Material provided:
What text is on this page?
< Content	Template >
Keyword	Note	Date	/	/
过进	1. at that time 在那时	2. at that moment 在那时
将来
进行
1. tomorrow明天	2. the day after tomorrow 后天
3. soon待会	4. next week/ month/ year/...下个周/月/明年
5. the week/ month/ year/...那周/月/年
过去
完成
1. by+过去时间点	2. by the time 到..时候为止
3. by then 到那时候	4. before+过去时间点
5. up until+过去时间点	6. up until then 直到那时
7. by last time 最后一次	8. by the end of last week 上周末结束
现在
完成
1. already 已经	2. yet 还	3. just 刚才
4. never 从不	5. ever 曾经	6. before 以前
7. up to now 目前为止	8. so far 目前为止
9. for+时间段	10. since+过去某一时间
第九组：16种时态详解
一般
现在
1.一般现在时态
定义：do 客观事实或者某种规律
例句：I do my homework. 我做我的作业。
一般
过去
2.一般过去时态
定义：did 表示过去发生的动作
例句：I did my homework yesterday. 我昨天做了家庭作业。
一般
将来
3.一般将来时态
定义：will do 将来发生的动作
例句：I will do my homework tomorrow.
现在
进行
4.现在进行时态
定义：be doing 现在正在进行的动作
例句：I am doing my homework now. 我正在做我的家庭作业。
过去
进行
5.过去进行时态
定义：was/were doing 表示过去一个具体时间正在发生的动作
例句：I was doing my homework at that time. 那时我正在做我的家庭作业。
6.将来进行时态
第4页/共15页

Problem statement: Print every record exactly as it was given.

Full output:
What text is on this page?
< Content	Template >
Keyword	Note	Date	/	/
过进	1. at that time 在那时	2. at that moment 在那时
将来
进行
1. tomorrow明天	2. the day after tomorrow 后天
3. soon待会	4. next week/ month/ year/...下个周/月/明年
5. the week/ month/ year/...那周/月/年
过去
完成
1. by+过去时间点	2. by the time 到..时候为止
3. by then 到那时候	4. before+过去时间点
5. up until+过去时间点	6. up until then 直到那时
7. by last time 最后一次	8. by the end of last week 上周末结束
现在
完成
1. already 已经	2. yet 还	3. just 刚才
4. never 从不	5. ever 曾经	6. before 以前
7. up to now 目前为止	8. so far 目前为止
9. for+时间段	10. since+过去某一时间
第九组：16种时态详解
一般
现在
1.一般现在时态
定义：do 客观事实或者某种规律
例句：I do my homework. 我做我的作业。
一般
过去
2.一般过去时态
定义：did 表示过去发生的动作
例句：I did my homework yesterday. 我昨天做了家庭作业。
一般
将来
3.一般将来时态
定义：will do 将来发生的动作
例句：I will do my homework tomorrow.
现在
进行
4.现在进行时态
定义：be doing 现在正在进行的动作
例句：I am doing my homework now. 我正在做我的家庭作业。
过去
进行
5.过去进行时态
定义：was/were doing 表示过去一个具体时间正在发生的动作
例句：I was doing my homework at that time. 那时我正在做我的家庭作业。
6.将来进行时态
第4页/共15页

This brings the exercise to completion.